§ **TASK DETAILS**
Return every line in the records below that contains the string "elements". The match is case-sensitive.
+++
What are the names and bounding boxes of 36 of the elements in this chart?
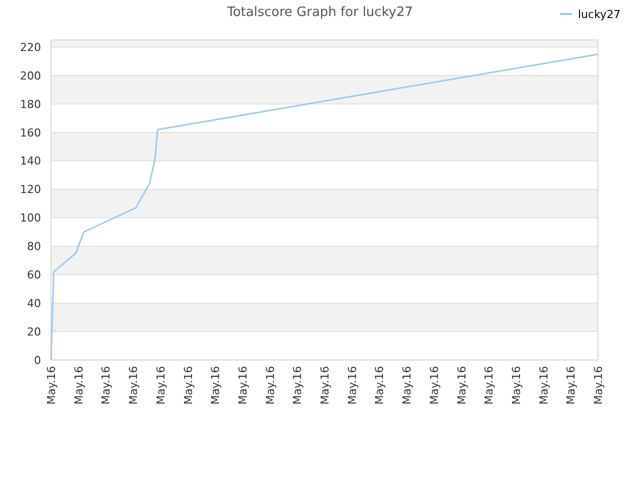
legend-label: lucky27: [578, 8, 621, 21]
y-tick-label: 120: [20, 183, 41, 196]
x-tick-label: May.16: [236, 366, 250, 405]
y-tick-label: 140: [20, 154, 41, 168]
x-tick-label: May.16: [537, 366, 550, 405]
x-tick-label: May.16: [318, 366, 332, 405]
x-tick-label: May.16: [291, 366, 304, 405]
x-tick-label: May.16: [510, 366, 523, 405]
x-tick-label: May.16: [564, 366, 578, 405]
y-tick-label: 160: [20, 126, 41, 140]
x-tick-label: May.16: [373, 366, 386, 405]
y-tick-label: 200: [20, 69, 41, 82]
y-tick-label: 220: [20, 40, 41, 54]
x-tick-label: May.16: [428, 366, 441, 405]
x-tick-label: May.16: [482, 366, 496, 405]
x-tick-label: May.16: [455, 366, 468, 405]
x-tick-label: May.16: [72, 366, 86, 405]
y-tick-label: 0: [34, 354, 41, 367]
y-tick-label: 80: [27, 240, 41, 254]
x-tick-label: May.16: [400, 366, 414, 405]
x-tick-label: May.16: [264, 366, 277, 405]
chart-title: Totalscore Graph for lucky27: [226, 5, 413, 20]
y-tick-label: 60: [27, 268, 41, 282]
x-tick-label: May.16: [100, 366, 113, 405]
x-tick-label: May.16: [127, 366, 140, 405]
line-series: [50, 53, 599, 361]
x-tick-label: May.16: [154, 366, 168, 405]
x-tick-label: May.16: [45, 366, 58, 405]
x-tick-label: May.16: [592, 366, 605, 405]
y-tick-label: 180: [20, 98, 41, 111]
x-tick-label: May.16: [182, 366, 195, 405]
x-tick-label: May.16: [346, 366, 359, 405]
y-tick-label: 40: [27, 296, 41, 310]
x-tick-label: May.16: [209, 366, 222, 405]
y-tick-label: 100: [20, 212, 41, 225]
y-tick-label: 20: [27, 325, 41, 338]
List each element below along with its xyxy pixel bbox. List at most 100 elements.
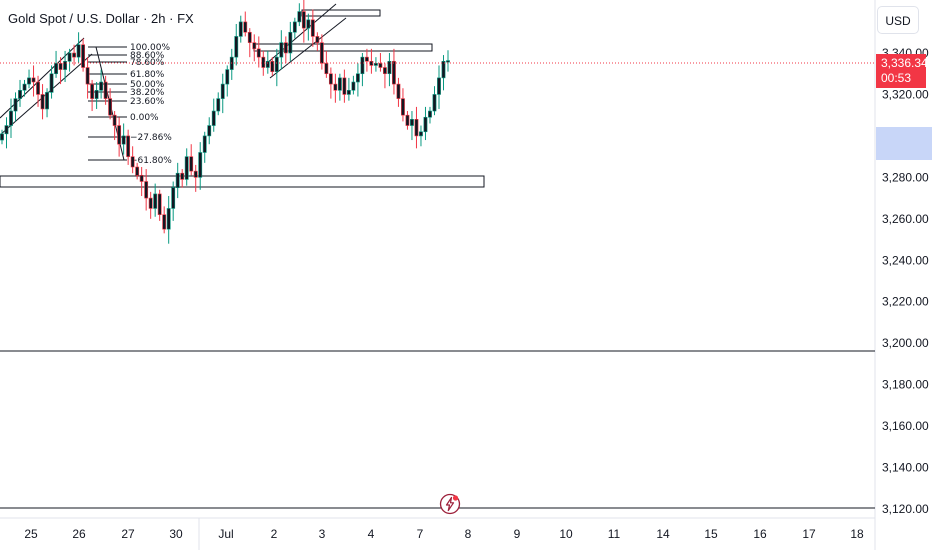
+++
§ **CORRECT RESPONSE**
What are the names and bounding boxes of 36 of the elements in this chart?
List each element below along with its xyxy pixel bbox. List at most 100 elements.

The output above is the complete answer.